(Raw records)
= = =

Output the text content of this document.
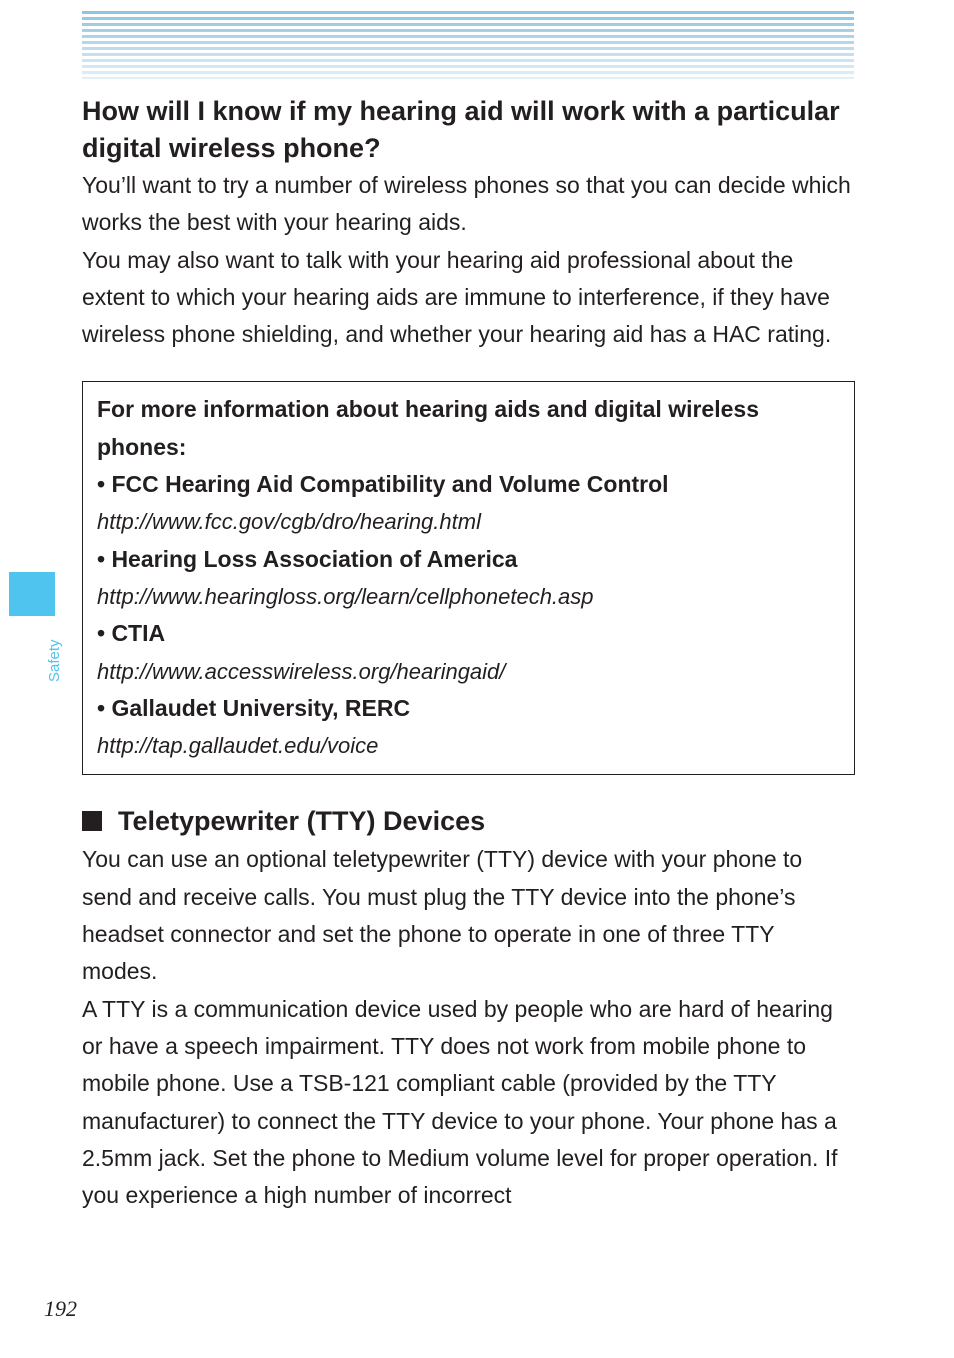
Safety
How will I know if my hearing aid will work with a particular digital wireless phone?

You’ll want to try a number of wireless phones so that you can decide which works the best with your hearing aids.

You may also want to talk with your hearing aid professional about the extent to which your hearing aids are immune to interference, if they have wireless phone shielding, and whether your hearing aid has a HAC rating.

For more information about hearing aids and digital wireless phones:

• FCC Hearing Aid Compatibility and Volume Control

http://www.fcc.gov/cgb/dro/hearing.html

• Hearing Loss Association of America

http://www.hearingloss.org/learn/cellphonetech.asp

• CTIA

http://www.accesswireless.org/hearingaid/

• Gallaudet University, RERC

http://tap.gallaudet.edu/voice

Teletypewriter (TTY) Devices

You can use an optional teletypewriter (TTY) device with your phone to send and receive calls. You must plug the TTY device into the phone’s headset connector and set the phone to operate in one of three TTY modes.

A TTY is a communication device used by people who are hard of hearing or have a speech impairment. TTY does not work from mobile phone to mobile phone. Use a TSB-121 compliant cable (provided by the TTY manufacturer) to connect the TTY device to your phone. Your phone has a 2.5mm jack. Set the phone to Medium volume level for proper operation. If you experience a high number of incorrect

192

= = =

Omit the pictures, then quote the rest of the material above exactly.

Output the text content of this document.
Safety
How will I know if my hearing aid will work with a particular digital wireless phone?

You’ll want to try a number of wireless phones so that you can decide which works the best with your hearing aids.

You may also want to talk with your hearing aid professional about the extent to which your hearing aids are immune to interference, if they have wireless phone shielding, and whether your hearing aid has a HAC rating.

For more information about hearing aids and digital wireless phones:

• FCC Hearing Aid Compatibility and Volume Control

http://www.fcc.gov/cgb/dro/hearing.html

• Hearing Loss Association of America

http://www.hearingloss.org/learn/cellphonetech.asp

• CTIA

http://www.accesswireless.org/hearingaid/

• Gallaudet University, RERC

http://tap.gallaudet.edu/voice

Teletypewriter (TTY) Devices

You can use an optional teletypewriter (TTY) device with your phone to send and receive calls. You must plug the TTY device into the phone’s headset connector and set the phone to operate in one of three TTY modes.

A TTY is a communication device used by people who are hard of hearing or have a speech impairment. TTY does not work from mobile phone to mobile phone. Use a TSB-121 compliant cable (provided by the TTY manufacturer) to connect the TTY device to your phone. Your phone has a 2.5mm jack. Set the phone to Medium volume level for proper operation. If you experience a high number of incorrect

192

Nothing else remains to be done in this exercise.